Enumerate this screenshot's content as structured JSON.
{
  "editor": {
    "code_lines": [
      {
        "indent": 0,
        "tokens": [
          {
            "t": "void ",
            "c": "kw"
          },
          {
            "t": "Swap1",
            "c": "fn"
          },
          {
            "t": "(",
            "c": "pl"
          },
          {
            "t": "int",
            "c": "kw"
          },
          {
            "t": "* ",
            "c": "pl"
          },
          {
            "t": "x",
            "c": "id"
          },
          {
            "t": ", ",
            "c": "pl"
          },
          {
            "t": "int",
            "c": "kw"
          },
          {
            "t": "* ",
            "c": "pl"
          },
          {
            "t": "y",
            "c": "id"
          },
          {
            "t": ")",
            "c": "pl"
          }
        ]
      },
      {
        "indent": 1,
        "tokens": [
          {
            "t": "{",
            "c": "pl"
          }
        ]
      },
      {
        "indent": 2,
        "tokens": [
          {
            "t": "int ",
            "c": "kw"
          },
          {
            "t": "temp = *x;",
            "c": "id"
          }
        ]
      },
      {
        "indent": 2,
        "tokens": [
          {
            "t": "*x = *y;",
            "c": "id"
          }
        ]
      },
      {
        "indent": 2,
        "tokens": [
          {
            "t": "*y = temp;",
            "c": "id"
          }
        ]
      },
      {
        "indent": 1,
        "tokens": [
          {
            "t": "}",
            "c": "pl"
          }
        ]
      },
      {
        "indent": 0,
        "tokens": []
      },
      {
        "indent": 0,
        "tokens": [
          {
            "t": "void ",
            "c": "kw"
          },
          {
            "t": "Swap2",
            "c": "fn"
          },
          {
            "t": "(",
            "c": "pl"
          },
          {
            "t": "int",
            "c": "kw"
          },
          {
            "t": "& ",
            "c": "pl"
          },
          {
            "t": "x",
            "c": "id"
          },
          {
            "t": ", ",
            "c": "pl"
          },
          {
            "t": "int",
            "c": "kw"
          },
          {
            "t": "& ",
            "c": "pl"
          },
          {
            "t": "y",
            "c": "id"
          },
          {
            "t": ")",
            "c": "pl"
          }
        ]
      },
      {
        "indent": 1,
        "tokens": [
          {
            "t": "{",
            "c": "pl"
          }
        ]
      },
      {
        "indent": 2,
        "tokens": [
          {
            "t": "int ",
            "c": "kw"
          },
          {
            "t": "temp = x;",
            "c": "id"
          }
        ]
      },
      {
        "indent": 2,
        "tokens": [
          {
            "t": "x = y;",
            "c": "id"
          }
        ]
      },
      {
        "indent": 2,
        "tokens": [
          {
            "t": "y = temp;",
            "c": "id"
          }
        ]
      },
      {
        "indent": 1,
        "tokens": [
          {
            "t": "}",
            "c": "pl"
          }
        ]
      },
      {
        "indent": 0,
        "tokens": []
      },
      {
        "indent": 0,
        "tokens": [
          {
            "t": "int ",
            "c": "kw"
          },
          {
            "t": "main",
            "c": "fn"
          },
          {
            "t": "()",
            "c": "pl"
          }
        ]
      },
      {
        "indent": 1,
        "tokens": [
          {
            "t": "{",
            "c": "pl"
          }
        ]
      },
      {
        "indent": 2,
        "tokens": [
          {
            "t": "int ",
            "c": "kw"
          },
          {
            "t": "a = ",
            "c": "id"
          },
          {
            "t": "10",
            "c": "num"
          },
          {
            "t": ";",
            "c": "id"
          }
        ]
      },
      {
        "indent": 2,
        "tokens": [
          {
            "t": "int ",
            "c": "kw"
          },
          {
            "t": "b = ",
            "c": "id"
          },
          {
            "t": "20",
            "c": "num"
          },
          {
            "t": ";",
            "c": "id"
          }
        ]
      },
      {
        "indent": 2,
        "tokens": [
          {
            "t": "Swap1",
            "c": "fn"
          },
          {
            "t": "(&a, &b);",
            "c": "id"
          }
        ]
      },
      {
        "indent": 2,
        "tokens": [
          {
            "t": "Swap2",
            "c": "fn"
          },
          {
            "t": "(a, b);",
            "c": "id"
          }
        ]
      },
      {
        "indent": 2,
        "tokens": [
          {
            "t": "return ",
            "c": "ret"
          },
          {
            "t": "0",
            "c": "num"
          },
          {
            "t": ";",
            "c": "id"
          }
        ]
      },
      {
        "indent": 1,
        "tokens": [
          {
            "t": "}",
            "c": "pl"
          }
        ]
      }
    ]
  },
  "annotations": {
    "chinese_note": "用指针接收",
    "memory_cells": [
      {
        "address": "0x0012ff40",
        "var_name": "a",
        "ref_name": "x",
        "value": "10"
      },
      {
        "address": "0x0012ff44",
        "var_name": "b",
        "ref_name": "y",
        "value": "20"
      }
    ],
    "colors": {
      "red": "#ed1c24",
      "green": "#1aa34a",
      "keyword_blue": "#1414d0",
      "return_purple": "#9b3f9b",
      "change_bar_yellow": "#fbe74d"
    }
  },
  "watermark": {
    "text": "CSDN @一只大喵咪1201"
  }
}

= = = =

Every entry needs to be retyped exactly.

Enumerate this screenshot's content as structured JSON.
{
  "editor": {
    "code_lines": [
      {
        "indent": 0,
        "tokens": [
          {
            "t": "void ",
            "c": "kw"
          },
          {
            "t": "Swap1",
            "c": "fn"
          },
          {
            "t": "(",
            "c": "pl"
          },
          {
            "t": "int",
            "c": "kw"
          },
          {
            "t": "* ",
            "c": "pl"
          },
          {
            "t": "x",
            "c": "id"
          },
          {
            "t": ", ",
            "c": "pl"
          },
          {
            "t": "int",
            "c": "kw"
          },
          {
            "t": "* ",
            "c": "pl"
          },
          {
            "t": "y",
            "c": "id"
          },
          {
            "t": ")",
            "c": "pl"
          }
        ]
      },
      {
        "indent": 1,
        "tokens": [
          {
            "t": "{",
            "c": "pl"
          }
        ]
      },
      {
        "indent": 2,
        "tokens": [
          {
            "t": "int ",
            "c": "kw"
          },
          {
            "t": "temp = *x;",
            "c": "id"
          }
        ]
      },
      {
        "indent": 2,
        "tokens": [
          {
            "t": "*x = *y;",
            "c": "id"
          }
        ]
      },
      {
        "indent": 2,
        "tokens": [
          {
            "t": "*y = temp;",
            "c": "id"
          }
        ]
      },
      {
        "indent": 1,
        "tokens": [
          {
            "t": "}",
            "c": "pl"
          }
        ]
      },
      {
        "indent": 0,
        "tokens": []
      },
      {
        "indent": 0,
        "tokens": [
          {
            "t": "void ",
            "c": "kw"
          },
          {
            "t": "Swap2",
            "c": "fn"
          },
          {
            "t": "(",
            "c": "pl"
          },
          {
            "t": "int",
            "c": "kw"
          },
          {
            "t": "& ",
            "c": "pl"
          },
          {
            "t": "x",
            "c": "id"
          },
          {
            "t": ", ",
            "c": "pl"
          },
          {
            "t": "int",
            "c": "kw"
          },
          {
            "t": "& ",
            "c": "pl"
          },
          {
            "t": "y",
            "c": "id"
          },
          {
            "t": ")",
            "c": "pl"
          }
        ]
      },
      {
        "indent": 1,
        "tokens": [
          {
            "t": "{",
            "c": "pl"
          }
        ]
      },
      {
        "indent": 2,
        "tokens": [
          {
            "t": "int ",
            "c": "kw"
          },
          {
            "t": "temp = x;",
            "c": "id"
          }
        ]
      },
      {
        "indent": 2,
        "tokens": [
          {
            "t": "x = y;",
            "c": "id"
          }
        ]
      },
      {
        "indent": 2,
        "tokens": [
          {
            "t": "y = temp;",
            "c": "id"
          }
        ]
      },
      {
        "indent": 1,
        "tokens": [
          {
            "t": "}",
            "c": "pl"
          }
        ]
      },
      {
        "indent": 0,
        "tokens": []
      },
      {
        "indent": 0,
        "tokens": [
          {
            "t": "int ",
            "c": "kw"
          },
          {
            "t": "main",
            "c": "fn"
          },
          {
            "t": "()",
            "c": "pl"
          }
        ]
      },
      {
        "indent": 1,
        "tokens": [
          {
            "t": "{",
            "c": "pl"
          }
        ]
      },
      {
        "indent": 2,
        "tokens": [
          {
            "t": "int ",
            "c": "kw"
          },
          {
            "t": "a = ",
            "c": "id"
          },
          {
            "t": "10",
            "c": "num"
          },
          {
            "t": ";",
            "c": "id"
          }
        ]
      },
      {
        "indent": 2,
        "tokens": [
          {
            "t": "int ",
            "c": "kw"
          },
          {
            "t": "b = ",
            "c": "id"
          },
          {
            "t": "20",
            "c": "num"
          },
          {
            "t": ";",
            "c": "id"
          }
        ]
      },
      {
        "indent": 2,
        "tokens": [
          {
            "t": "Swap1",
            "c": "fn"
          },
          {
            "t": "(&a, &b);",
            "c": "id"
          }
        ]
      },
      {
        "indent": 2,
        "tokens": [
          {
            "t": "Swap2",
            "c": "fn"
          },
          {
            "t": "(a, b);",
            "c": "id"
          }
        ]
      },
      {
        "indent": 2,
        "tokens": [
          {
            "t": "return ",
            "c": "ret"
          },
          {
            "t": "0",
            "c": "num"
          },
          {
            "t": ";",
            "c": "id"
          }
        ]
      },
      {
        "indent": 1,
        "tokens": [
          {
            "t": "}",
            "c": "pl"
          }
        ]
      }
    ]
  },
  "annotations": {
    "chinese_note": "用指针接收",
    "memory_cells": [
      {
        "address": "0x0012ff40",
        "var_name": "a",
        "ref_name": "x",
        "value": "10"
      },
      {
        "address": "0x0012ff44",
        "var_name": "b",
        "ref_name": "y",
        "value": "20"
      }
    ],
    "colors": {
      "red": "#ed1c24",
      "green": "#1aa34a",
      "keyword_blue": "#1414d0",
      "return_purple": "#9b3f9b",
      "change_bar_yellow": "#fbe74d"
    }
  },
  "watermark": {
    "text": "CSDN @一只大喵咪1201"
  }
}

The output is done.